Your goal -
Reading the listing below, count the lines that contain the word "Центра" and give that count alone.
-*-*-
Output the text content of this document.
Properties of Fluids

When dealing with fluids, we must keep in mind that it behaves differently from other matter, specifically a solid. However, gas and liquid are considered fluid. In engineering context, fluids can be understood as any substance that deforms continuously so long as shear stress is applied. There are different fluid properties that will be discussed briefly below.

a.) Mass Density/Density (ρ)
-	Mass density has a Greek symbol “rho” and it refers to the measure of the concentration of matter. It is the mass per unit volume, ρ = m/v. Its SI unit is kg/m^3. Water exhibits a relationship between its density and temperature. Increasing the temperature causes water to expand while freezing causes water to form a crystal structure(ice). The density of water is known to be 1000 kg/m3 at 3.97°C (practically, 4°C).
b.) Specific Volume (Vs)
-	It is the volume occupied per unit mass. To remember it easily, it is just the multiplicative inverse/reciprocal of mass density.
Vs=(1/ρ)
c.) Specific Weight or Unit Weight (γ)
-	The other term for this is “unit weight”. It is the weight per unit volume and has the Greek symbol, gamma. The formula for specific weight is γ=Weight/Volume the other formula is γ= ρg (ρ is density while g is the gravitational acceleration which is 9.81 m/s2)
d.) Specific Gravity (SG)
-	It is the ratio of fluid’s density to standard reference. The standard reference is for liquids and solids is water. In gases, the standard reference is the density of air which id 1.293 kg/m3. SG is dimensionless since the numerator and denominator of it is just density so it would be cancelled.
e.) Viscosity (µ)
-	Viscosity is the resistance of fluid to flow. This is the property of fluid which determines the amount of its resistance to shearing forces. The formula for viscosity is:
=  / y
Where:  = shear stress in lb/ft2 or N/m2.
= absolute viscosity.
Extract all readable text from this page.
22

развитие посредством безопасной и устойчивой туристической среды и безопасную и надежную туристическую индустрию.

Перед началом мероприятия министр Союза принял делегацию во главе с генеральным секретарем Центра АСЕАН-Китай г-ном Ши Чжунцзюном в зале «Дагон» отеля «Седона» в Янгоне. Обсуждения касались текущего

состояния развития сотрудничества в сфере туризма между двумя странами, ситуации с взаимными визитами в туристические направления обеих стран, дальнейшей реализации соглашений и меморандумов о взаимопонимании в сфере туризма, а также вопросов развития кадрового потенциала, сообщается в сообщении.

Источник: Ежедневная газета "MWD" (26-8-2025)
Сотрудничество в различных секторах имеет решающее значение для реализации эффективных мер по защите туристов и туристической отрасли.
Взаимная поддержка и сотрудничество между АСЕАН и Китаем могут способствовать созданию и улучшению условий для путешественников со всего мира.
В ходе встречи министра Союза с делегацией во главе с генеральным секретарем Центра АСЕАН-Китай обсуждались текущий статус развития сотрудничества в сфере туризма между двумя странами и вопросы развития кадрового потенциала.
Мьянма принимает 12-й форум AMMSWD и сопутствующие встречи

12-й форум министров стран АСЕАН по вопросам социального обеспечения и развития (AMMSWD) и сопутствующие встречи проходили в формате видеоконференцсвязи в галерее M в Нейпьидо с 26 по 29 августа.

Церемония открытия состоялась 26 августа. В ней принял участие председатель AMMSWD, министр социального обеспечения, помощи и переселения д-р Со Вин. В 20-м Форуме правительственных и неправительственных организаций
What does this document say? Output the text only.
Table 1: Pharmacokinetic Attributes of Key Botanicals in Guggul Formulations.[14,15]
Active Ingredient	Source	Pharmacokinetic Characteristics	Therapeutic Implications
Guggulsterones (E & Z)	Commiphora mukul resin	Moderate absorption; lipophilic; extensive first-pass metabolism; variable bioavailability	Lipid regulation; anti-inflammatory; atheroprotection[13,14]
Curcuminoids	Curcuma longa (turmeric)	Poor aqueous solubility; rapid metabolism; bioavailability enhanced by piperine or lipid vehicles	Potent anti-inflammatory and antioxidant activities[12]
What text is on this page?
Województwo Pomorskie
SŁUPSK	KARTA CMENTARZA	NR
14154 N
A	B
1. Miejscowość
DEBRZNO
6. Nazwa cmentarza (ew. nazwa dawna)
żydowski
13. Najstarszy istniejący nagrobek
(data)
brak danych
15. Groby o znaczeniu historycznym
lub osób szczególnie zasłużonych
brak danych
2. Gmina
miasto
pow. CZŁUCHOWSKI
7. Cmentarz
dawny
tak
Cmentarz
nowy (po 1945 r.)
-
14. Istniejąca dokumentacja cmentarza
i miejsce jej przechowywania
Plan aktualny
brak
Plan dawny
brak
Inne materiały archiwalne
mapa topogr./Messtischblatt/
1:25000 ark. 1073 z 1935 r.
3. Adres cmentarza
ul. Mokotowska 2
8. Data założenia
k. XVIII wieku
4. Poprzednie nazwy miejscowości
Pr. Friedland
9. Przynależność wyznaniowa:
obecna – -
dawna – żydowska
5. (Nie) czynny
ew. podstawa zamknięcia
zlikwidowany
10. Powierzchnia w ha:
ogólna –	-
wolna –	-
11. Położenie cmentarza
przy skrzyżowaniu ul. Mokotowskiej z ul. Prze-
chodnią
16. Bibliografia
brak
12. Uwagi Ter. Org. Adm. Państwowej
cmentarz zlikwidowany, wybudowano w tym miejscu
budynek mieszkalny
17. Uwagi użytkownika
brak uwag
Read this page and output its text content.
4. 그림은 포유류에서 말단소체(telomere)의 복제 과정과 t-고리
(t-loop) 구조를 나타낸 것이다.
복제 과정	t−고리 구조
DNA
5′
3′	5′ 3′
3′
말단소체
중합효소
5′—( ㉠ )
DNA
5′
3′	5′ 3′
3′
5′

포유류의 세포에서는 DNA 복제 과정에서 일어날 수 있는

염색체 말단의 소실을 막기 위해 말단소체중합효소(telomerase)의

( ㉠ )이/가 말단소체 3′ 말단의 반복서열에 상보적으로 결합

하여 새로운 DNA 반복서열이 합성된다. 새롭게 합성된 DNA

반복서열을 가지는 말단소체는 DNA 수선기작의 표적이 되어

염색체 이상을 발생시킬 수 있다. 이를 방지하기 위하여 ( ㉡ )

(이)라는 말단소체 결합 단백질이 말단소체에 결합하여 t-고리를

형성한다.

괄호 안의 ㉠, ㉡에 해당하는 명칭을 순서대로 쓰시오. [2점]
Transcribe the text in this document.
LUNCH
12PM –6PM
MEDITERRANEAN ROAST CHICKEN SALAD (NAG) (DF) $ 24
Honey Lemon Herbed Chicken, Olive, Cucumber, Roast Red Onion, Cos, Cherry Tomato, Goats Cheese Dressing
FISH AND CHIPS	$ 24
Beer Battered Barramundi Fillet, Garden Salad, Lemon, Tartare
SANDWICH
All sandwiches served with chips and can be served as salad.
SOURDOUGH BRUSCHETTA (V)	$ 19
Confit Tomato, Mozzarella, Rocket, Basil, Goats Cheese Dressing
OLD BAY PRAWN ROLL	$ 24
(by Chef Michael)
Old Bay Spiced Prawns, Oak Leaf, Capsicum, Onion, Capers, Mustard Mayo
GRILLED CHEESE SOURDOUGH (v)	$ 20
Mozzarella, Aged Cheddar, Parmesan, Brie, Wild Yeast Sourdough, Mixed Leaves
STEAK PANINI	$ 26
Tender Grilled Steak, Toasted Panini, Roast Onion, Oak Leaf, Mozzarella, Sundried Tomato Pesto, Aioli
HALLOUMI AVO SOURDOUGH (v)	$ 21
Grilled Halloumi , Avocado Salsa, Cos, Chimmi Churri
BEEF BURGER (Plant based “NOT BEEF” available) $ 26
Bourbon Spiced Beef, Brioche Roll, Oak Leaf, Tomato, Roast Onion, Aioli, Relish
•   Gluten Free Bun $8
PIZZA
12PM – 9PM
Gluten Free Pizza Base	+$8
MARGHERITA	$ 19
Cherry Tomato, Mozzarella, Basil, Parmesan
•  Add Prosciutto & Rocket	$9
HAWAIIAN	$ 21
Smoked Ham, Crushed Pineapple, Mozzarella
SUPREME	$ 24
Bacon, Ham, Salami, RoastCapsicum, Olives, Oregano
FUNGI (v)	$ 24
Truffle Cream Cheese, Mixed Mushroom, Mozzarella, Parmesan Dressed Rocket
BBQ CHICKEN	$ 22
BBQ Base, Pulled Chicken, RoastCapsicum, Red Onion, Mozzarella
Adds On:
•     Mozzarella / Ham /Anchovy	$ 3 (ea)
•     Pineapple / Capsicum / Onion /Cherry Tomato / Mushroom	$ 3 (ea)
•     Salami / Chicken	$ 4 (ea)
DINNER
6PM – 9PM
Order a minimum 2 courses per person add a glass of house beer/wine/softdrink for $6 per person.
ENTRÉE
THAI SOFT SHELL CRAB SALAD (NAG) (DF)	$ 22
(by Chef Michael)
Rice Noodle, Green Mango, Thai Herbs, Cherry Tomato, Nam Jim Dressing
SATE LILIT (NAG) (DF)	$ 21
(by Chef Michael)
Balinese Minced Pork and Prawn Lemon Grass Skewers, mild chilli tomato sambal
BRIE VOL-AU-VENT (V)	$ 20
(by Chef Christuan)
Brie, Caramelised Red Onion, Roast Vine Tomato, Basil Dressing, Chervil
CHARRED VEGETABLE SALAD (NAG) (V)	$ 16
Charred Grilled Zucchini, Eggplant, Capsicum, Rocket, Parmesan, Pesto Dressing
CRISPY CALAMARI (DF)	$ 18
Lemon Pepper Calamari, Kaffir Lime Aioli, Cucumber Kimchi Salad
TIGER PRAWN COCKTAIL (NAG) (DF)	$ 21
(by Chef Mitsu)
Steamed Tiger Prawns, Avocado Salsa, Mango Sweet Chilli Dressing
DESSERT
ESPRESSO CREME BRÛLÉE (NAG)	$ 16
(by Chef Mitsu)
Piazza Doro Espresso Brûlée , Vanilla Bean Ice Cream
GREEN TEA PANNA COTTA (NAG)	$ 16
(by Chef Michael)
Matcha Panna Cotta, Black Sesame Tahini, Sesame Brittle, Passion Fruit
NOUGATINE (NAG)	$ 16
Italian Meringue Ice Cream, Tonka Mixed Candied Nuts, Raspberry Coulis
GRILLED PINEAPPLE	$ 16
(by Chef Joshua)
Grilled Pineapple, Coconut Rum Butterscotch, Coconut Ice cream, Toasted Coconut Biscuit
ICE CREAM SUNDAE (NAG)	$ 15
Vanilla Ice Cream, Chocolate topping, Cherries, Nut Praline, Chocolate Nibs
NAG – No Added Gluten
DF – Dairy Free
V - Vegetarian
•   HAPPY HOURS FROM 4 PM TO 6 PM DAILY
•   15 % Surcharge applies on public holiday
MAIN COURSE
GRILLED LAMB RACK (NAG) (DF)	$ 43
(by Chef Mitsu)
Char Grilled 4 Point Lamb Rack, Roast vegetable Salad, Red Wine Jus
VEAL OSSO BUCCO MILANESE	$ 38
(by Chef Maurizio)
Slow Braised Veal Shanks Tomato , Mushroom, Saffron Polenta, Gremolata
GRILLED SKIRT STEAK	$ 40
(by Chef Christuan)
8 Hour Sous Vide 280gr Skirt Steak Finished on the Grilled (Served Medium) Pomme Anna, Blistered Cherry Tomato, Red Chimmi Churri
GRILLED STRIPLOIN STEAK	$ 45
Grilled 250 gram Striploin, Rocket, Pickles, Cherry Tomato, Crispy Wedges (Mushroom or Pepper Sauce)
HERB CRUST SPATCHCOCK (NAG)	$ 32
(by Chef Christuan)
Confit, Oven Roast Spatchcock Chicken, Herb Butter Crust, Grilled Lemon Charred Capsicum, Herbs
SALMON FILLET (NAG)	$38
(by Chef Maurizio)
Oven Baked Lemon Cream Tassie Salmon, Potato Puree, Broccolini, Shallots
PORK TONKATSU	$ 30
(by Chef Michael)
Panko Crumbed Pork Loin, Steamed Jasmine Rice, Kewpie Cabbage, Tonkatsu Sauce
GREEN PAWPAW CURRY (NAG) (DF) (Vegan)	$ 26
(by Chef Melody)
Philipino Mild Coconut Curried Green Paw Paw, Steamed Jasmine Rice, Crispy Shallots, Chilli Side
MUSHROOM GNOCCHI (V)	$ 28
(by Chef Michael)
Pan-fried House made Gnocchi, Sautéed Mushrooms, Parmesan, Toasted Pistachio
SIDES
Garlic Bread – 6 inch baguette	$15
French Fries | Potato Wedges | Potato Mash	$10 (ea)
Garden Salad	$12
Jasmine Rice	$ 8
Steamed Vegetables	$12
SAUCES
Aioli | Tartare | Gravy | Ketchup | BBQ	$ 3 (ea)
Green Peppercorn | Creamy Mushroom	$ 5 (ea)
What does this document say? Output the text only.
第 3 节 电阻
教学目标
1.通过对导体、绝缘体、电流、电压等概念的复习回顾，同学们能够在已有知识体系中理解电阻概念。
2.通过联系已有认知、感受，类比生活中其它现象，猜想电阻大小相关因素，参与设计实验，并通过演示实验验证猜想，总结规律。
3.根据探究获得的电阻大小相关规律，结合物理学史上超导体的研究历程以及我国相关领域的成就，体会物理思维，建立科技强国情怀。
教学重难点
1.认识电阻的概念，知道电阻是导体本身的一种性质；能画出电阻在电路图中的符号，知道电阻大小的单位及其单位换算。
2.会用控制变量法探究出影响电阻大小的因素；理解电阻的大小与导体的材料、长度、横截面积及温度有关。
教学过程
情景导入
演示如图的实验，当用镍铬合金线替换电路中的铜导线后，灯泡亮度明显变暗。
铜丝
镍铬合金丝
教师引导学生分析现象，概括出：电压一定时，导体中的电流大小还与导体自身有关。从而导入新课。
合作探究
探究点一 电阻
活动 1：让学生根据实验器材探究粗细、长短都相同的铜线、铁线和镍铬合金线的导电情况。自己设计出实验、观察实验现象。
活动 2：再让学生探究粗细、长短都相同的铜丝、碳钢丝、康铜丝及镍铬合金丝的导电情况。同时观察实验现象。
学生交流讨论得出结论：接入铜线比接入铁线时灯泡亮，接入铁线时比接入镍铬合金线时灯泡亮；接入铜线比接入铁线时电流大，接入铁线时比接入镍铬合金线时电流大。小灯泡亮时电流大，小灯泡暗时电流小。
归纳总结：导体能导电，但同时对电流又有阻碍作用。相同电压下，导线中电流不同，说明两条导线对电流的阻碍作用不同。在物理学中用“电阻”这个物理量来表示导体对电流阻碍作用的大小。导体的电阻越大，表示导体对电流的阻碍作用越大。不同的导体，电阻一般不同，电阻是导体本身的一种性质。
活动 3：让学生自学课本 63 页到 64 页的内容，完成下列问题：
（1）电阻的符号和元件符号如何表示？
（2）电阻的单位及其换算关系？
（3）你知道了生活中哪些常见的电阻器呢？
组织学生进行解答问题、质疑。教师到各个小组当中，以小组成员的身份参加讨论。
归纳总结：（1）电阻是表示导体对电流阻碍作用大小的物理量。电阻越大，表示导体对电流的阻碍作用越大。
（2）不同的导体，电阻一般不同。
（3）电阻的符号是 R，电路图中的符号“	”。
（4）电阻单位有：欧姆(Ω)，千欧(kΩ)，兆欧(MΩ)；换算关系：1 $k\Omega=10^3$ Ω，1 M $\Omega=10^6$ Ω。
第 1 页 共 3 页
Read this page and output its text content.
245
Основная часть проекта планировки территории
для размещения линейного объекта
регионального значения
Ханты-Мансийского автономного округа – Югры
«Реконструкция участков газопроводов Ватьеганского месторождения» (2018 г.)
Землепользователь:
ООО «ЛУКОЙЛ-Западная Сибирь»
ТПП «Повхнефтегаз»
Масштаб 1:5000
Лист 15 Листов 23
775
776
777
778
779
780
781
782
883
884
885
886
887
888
-*-*-
Solution for this problem -
2